>> start DATA TO USE

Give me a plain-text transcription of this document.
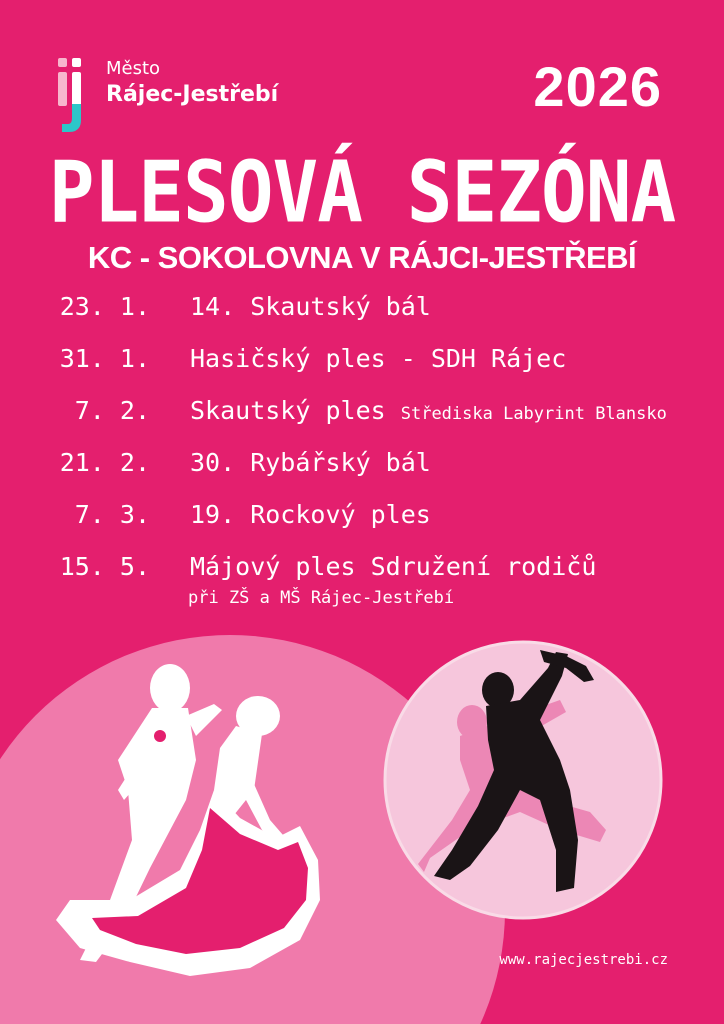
Město
Rájec-Jestřebí	2026
PLESOVÁ SEZÓNA
KC - SOKOLOVNA V RÁJCI-JESTŘEBÍ
23. 1. 14. Skautský bál
31. 1. Hasičský ples - SDH Rájec
7. 2. Skautský ples Střediska Labyrint Blansko
21. 2. 30. Rybářský bál
7. 3. 19. Rockový ples
15. 5. Májový ples Sdružení rodičů
při ZŠ a MŠ Rájec-Jestřebí
www.rajecjestrebi.cz
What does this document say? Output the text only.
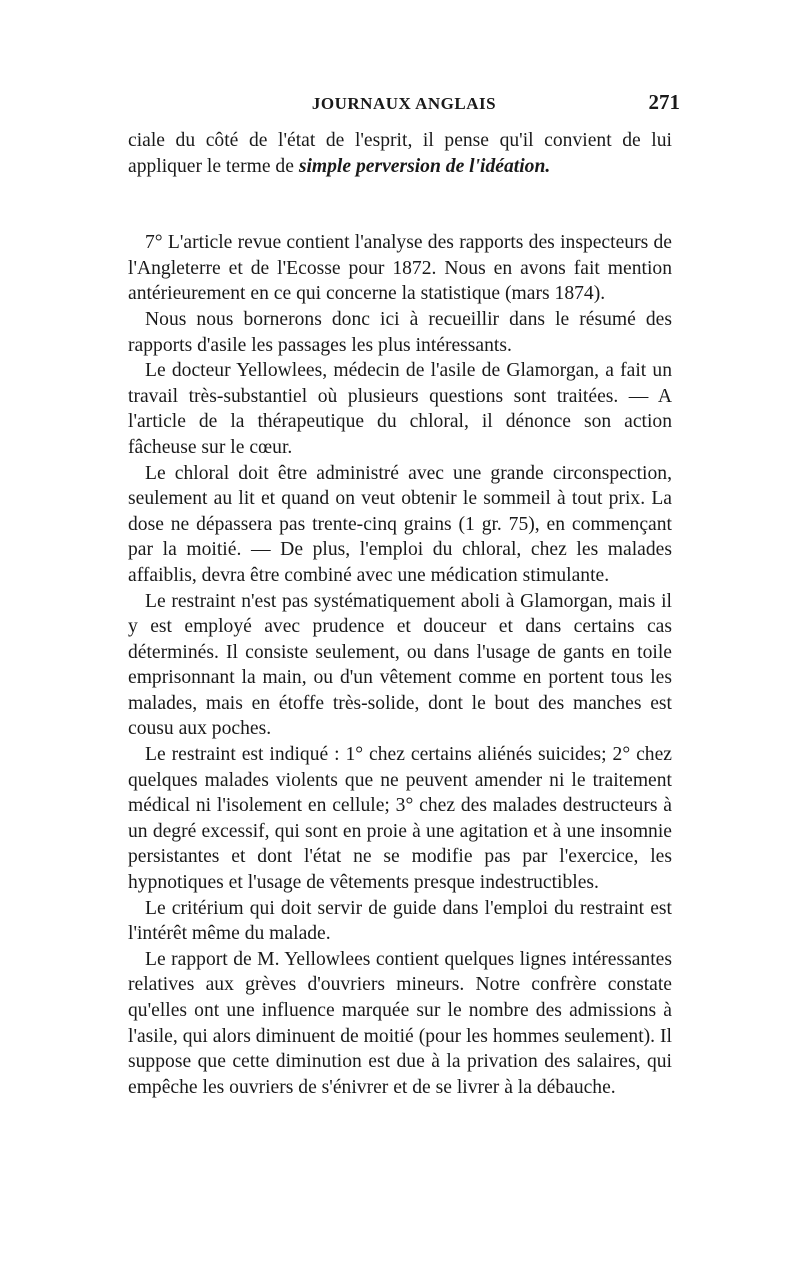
JOURNAUX ANGLAIS	271

ciale du côté de l'état de l'esprit, il pense qu'il convient de lui appliquer le terme de simple perversion de l'idéation.

7° L'article revue contient l'analyse des rapports des inspecteurs de l'Angleterre et de l'Ecosse pour 1872. Nous en avons fait mention antérieurement en ce qui concerne la statistique (mars 1874).

Nous nous bornerons donc ici à recueillir dans le résumé des rapports d'asile les passages les plus intéressants.

Le docteur Yellowlees, médecin de l'asile de Glamorgan, a fait un travail très-substantiel où plusieurs questions sont traitées. — A l'article de la thérapeutique du chloral, il dénonce son action fâcheuse sur le cœur.

Le chloral doit être administré avec une grande circonspection, seulement au lit et quand on veut obtenir le sommeil à tout prix. La dose ne dépassera pas trente-cinq grains (1 gr. 75), en commençant par la moitié. — De plus, l'emploi du chloral, chez les malades affaiblis, devra être combiné avec une médication stimulante.

Le restraint n'est pas systématiquement aboli à Glamorgan, mais il y est employé avec prudence et douceur et dans certains cas déterminés. Il consiste seulement, ou dans l'usage de gants en toile emprisonnant la main, ou d'un vêtement comme en portent tous les malades, mais en étoffe très-solide, dont le bout des manches est cousu aux poches.

Le restraint est indiqué : 1° chez certains aliénés suicides; 2° chez quelques malades violents que ne peuvent amender ni le traitement médical ni l'isolement en cellule; 3° chez des malades destructeurs à un degré excessif, qui sont en proie à une agitation et à une insomnie persistantes et dont l'état ne se modifie pas par l'exercice, les hypnotiques et l'usage de vêtements presque indestructibles.

Le critérium qui doit servir de guide dans l'emploi du restraint est l'intérêt même du malade.

Le rapport de M. Yellowlees contient quelques lignes intéressantes relatives aux grèves d'ouvriers mineurs. Notre confrère constate qu'elles ont une influence marquée sur le nombre des admissions à l'asile, qui alors diminuent de moitié (pour les hommes seulement). Il suppose que cette diminution est due à la privation des salaires, qui empêche les ouvriers de s'énivrer et de se livrer à la débauche.
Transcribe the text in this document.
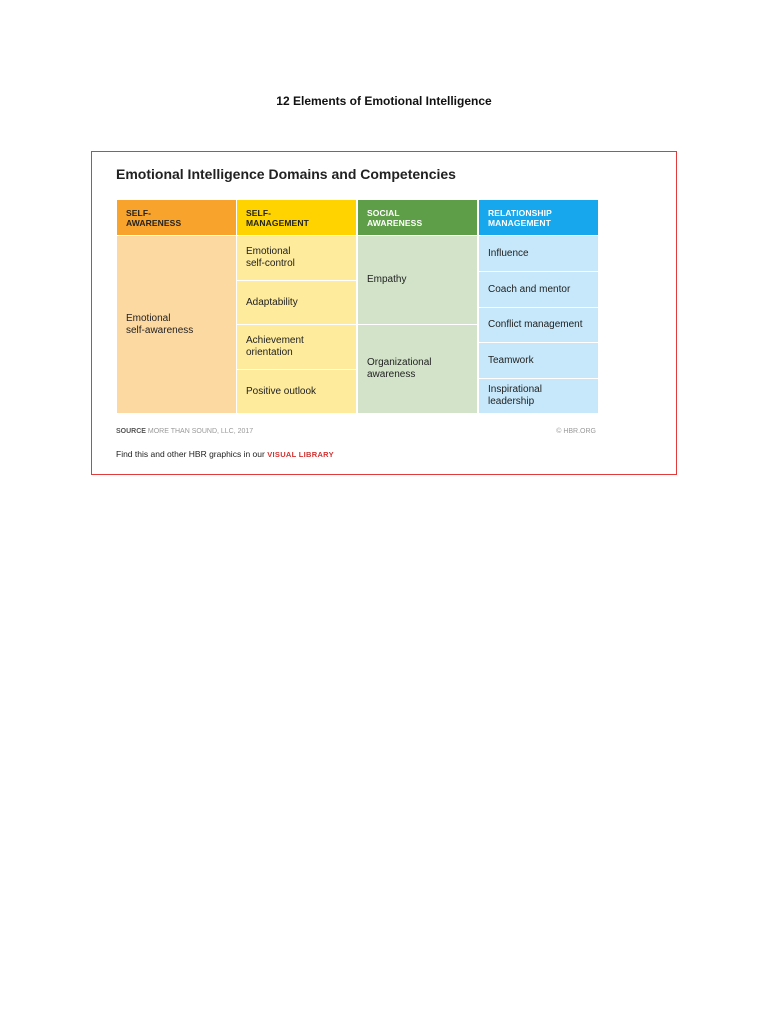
12 Elements of Emotional Intelligence
Emotional Intelligence Domains and Competencies
SELF-
AWARENESS
Emotional
self-awareness
SELF-
MANAGEMENT
Emotional
self-control
Adaptability
Achievement
orientation
Positive outlook
SOCIAL
AWARENESS
Empathy
Organizational
awareness
RELATIONSHIP
MANAGEMENT
Influence
Coach and mentor
Conflict management
Teamwork
Inspirational
leadership
SOURCE MORE THAN SOUND, LLC, 2017	© HBR.ORG
Find this and other HBR graphics in our VISUAL LIBRARY
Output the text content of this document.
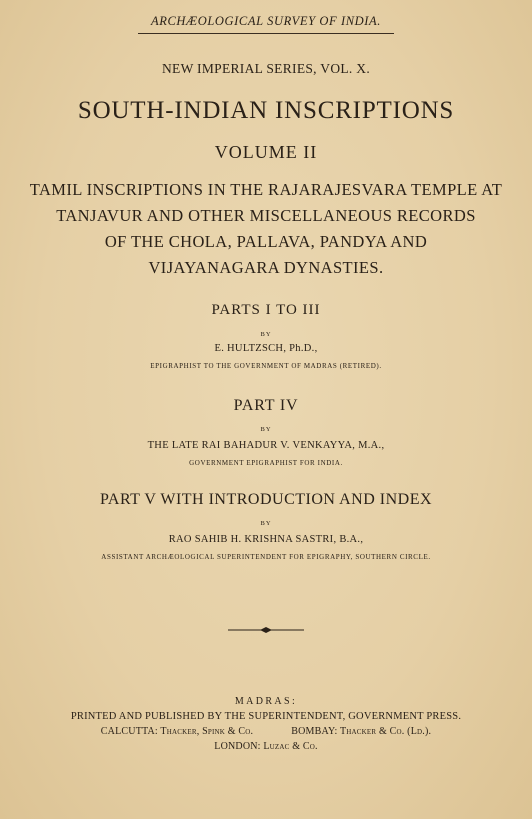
ARCHÆOLOGICAL SURVEY OF INDIA.
NEW IMPERIAL SERIES, VOL. X.
SOUTH-INDIAN INSCRIPTIONS
VOLUME II
TAMIL INSCRIPTIONS IN THE RAJARAJESVARA TEMPLE AT
TANJAVUR AND OTHER MISCELLANEOUS RECORDS
OF THE CHOLA, PALLAVA, PANDYA AND
VIJAYANAGARA DYNASTIES.
PARTS I TO III
BY
E. HULTZSCH, Ph.D.,
EPIGRAPHIST TO THE GOVERNMENT OF MADRAS (RETIRED).
PART IV
BY
THE LATE RAI BAHADUR V. VENKAYYA, M.A.,
GOVERNMENT EPIGRAPHIST FOR INDIA.
PART V WITH INTRODUCTION AND INDEX
BY
RAO SAHIB H. KRISHNA SASTRI, B.A.,
ASSISTANT ARCHÆOLOGICAL SUPERINTENDENT FOR EPIGRAPHY, SOUTHERN CIRCLE.
MADRAS:
PRINTED AND PUBLISHED BY THE SUPERINTENDENT, GOVERNMENT PRESS.
CALCUTTA: Thacker, Spink & Co.	BOMBAY: Thacker & Co. (Ld.).
LONDON: Luzac & Co.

>> end DATA TO USE

TASK BRIEF:
Every entry above needs to be retyped exactly; drop the pictures.

ANSWER TO THIS EXERCISE:
Give me a plain-text transcription of this document.
Město
Rájec-Jestřebí	2026
PLESOVÁ SEZÓNA
KC - SOKOLOVNA V RÁJCI-JESTŘEBÍ
23. 1. 14. Skautský bál
31. 1. Hasičský ples - SDH Rájec
7. 2. Skautský ples Střediska Labyrint Blansko
21. 2. 30. Rybářský bál
7. 3. 19. Rockový ples
15. 5. Májový ples Sdružení rodičů
při ZŠ a MŠ Rájec-Jestřebí
www.rajecjestrebi.cz
What does this document say? Output the text only.
JOURNAUX ANGLAIS	271

ciale du côté de l'état de l'esprit, il pense qu'il convient de lui appliquer le terme de simple perversion de l'idéation.

7° L'article revue contient l'analyse des rapports des inspecteurs de l'Angleterre et de l'Ecosse pour 1872. Nous en avons fait mention antérieurement en ce qui concerne la statistique (mars 1874).

Nous nous bornerons donc ici à recueillir dans le résumé des rapports d'asile les passages les plus intéressants.

Le docteur Yellowlees, médecin de l'asile de Glamorgan, a fait un travail très-substantiel où plusieurs questions sont traitées. — A l'article de la thérapeutique du chloral, il dénonce son action fâcheuse sur le cœur.

Le chloral doit être administré avec une grande circonspection, seulement au lit et quand on veut obtenir le sommeil à tout prix. La dose ne dépassera pas trente-cinq grains (1 gr. 75), en commençant par la moitié. — De plus, l'emploi du chloral, chez les malades affaiblis, devra être combiné avec une médication stimulante.

Le restraint n'est pas systématiquement aboli à Glamorgan, mais il y est employé avec prudence et douceur et dans certains cas déterminés. Il consiste seulement, ou dans l'usage de gants en toile emprisonnant la main, ou d'un vêtement comme en portent tous les malades, mais en étoffe très-solide, dont le bout des manches est cousu aux poches.

Le restraint est indiqué : 1° chez certains aliénés suicides; 2° chez quelques malades violents que ne peuvent amender ni le traitement médical ni l'isolement en cellule; 3° chez des malades destructeurs à un degré excessif, qui sont en proie à une agitation et à une insomnie persistantes et dont l'état ne se modifie pas par l'exercice, les hypnotiques et l'usage de vêtements presque indestructibles.

Le critérium qui doit servir de guide dans l'emploi du restraint est l'intérêt même du malade.

Le rapport de M. Yellowlees contient quelques lignes intéressantes relatives aux grèves d'ouvriers mineurs. Notre confrère constate qu'elles ont une influence marquée sur le nombre des admissions à l'asile, qui alors diminuent de moitié (pour les hommes seulement). Il suppose que cette diminution est due à la privation des salaires, qui empêche les ouvriers de s'énivrer et de se livrer à la débauche.
Transcribe the text in this document.
12 Elements of Emotional Intelligence
Emotional Intelligence Domains and Competencies
SELF-
AWARENESS
Emotional
self-awareness
SELF-
MANAGEMENT
Emotional
self-control
Adaptability
Achievement
orientation
Positive outlook
SOCIAL
AWARENESS
Empathy
Organizational
awareness
RELATIONSHIP
MANAGEMENT
Influence
Coach and mentor
Conflict management
Teamwork
Inspirational
leadership
SOURCE MORE THAN SOUND, LLC, 2017	© HBR.ORG
Find this and other HBR graphics in our VISUAL LIBRARY
Output the text content of this document.
ARCHÆOLOGICAL SURVEY OF INDIA.
NEW IMPERIAL SERIES, VOL. X.
SOUTH-INDIAN INSCRIPTIONS
VOLUME II
TAMIL INSCRIPTIONS IN THE RAJARAJESVARA TEMPLE AT
TANJAVUR AND OTHER MISCELLANEOUS RECORDS
OF THE CHOLA, PALLAVA, PANDYA AND
VIJAYANAGARA DYNASTIES.
PARTS I TO III
BY
E. HULTZSCH, Ph.D.,
EPIGRAPHIST TO THE GOVERNMENT OF MADRAS (RETIRED).
PART IV
BY
THE LATE RAI BAHADUR V. VENKAYYA, M.A.,
GOVERNMENT EPIGRAPHIST FOR INDIA.
PART V WITH INTRODUCTION AND INDEX
BY
RAO SAHIB H. KRISHNA SASTRI, B.A.,
ASSISTANT ARCHÆOLOGICAL SUPERINTENDENT FOR EPIGRAPHY, SOUTHERN CIRCLE.
MADRAS:
PRINTED AND PUBLISHED BY THE SUPERINTENDENT, GOVERNMENT PRESS.
CALCUTTA: Thacker, Spink & Co.	BOMBAY: Thacker & Co. (Ld.).
LONDON: Luzac & Co.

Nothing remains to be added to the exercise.